◆ Exercise prompt ◆
Each entry below is to be transcribed exactly.

◆ Available records ◆

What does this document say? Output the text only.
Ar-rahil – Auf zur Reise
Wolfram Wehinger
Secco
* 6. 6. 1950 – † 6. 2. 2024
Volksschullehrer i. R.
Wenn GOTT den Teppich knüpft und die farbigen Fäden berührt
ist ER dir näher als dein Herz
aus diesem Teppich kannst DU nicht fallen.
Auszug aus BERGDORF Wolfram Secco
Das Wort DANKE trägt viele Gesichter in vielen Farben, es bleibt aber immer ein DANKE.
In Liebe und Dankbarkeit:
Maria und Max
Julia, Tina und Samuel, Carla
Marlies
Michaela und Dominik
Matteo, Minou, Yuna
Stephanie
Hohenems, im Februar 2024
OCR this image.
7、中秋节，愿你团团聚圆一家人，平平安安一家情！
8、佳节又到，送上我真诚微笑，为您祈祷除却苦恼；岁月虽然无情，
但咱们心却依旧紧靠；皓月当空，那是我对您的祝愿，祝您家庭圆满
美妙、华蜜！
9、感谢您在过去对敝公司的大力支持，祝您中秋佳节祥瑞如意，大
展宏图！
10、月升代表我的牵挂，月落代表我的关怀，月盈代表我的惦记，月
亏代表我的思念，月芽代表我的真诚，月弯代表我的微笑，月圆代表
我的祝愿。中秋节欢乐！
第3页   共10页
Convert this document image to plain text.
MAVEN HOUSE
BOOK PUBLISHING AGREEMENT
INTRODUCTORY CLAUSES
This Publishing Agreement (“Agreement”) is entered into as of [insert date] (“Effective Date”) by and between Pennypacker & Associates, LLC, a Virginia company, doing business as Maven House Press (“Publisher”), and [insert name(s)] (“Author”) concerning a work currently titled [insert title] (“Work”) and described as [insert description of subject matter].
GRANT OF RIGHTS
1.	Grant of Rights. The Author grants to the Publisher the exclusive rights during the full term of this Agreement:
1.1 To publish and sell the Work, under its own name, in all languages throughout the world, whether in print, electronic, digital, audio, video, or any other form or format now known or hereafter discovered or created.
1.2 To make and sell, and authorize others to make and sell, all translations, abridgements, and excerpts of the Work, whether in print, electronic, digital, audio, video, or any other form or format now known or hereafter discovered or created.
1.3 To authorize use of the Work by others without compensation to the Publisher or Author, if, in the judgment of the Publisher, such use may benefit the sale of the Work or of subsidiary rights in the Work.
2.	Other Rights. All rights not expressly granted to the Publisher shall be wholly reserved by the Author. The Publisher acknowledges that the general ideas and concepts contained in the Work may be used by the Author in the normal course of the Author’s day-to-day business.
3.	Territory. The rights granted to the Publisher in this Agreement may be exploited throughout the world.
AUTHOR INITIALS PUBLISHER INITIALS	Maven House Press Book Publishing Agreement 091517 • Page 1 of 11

◆ Output for this task ◆
What does this document say? Output the text only.
Ar-rahil – Auf zur Reise
Wolfram Wehinger
Secco
* 6. 6. 1950 – † 6. 2. 2024
Volksschullehrer i. R.
Wenn GOTT den Teppich knüpft und die farbigen Fäden berührt
ist ER dir näher als dein Herz
aus diesem Teppich kannst DU nicht fallen.
Auszug aus BERGDORF Wolfram Secco
Das Wort DANKE trägt viele Gesichter in vielen Farben, es bleibt aber immer ein DANKE.
In Liebe und Dankbarkeit:
Maria und Max
Julia, Tina und Samuel, Carla
Marlies
Michaela und Dominik
Matteo, Minou, Yuna
Stephanie
Hohenems, im Februar 2024
OCR this image.
7、中秋节，愿你团团聚圆一家人，平平安安一家情！
8、佳节又到，送上我真诚微笑，为您祈祷除却苦恼；岁月虽然无情，
但咱们心却依旧紧靠；皓月当空，那是我对您的祝愿，祝您家庭圆满
美妙、华蜜！
9、感谢您在过去对敝公司的大力支持，祝您中秋佳节祥瑞如意，大
展宏图！
10、月升代表我的牵挂，月落代表我的关怀，月盈代表我的惦记，月
亏代表我的思念，月芽代表我的真诚，月弯代表我的微笑，月圆代表
我的祝愿。中秋节欢乐！
第3页   共10页
Convert this document image to plain text.
MAVEN HOUSE
BOOK PUBLISHING AGREEMENT
INTRODUCTORY CLAUSES
This Publishing Agreement (“Agreement”) is entered into as of [insert date] (“Effective Date”) by and between Pennypacker & Associates, LLC, a Virginia company, doing business as Maven House Press (“Publisher”), and [insert name(s)] (“Author”) concerning a work currently titled [insert title] (“Work”) and described as [insert description of subject matter].
GRANT OF RIGHTS
1.	Grant of Rights. The Author grants to the Publisher the exclusive rights during the full term of this Agreement:
1.1 To publish and sell the Work, under its own name, in all languages throughout the world, whether in print, electronic, digital, audio, video, or any other form or format now known or hereafter discovered or created.
1.2 To make and sell, and authorize others to make and sell, all translations, abridgements, and excerpts of the Work, whether in print, electronic, digital, audio, video, or any other form or format now known or hereafter discovered or created.
1.3 To authorize use of the Work by others without compensation to the Publisher or Author, if, in the judgment of the Publisher, such use may benefit the sale of the Work or of subsidiary rights in the Work.
2.	Other Rights. All rights not expressly granted to the Publisher shall be wholly reserved by the Author. The Publisher acknowledges that the general ideas and concepts contained in the Work may be used by the Author in the normal course of the Author’s day-to-day business.
3.	Territory. The rights granted to the Publisher in this Agreement may be exploited throughout the world.
AUTHOR INITIALS PUBLISHER INITIALS	Maven House Press Book Publishing Agreement 091517 • Page 1 of 11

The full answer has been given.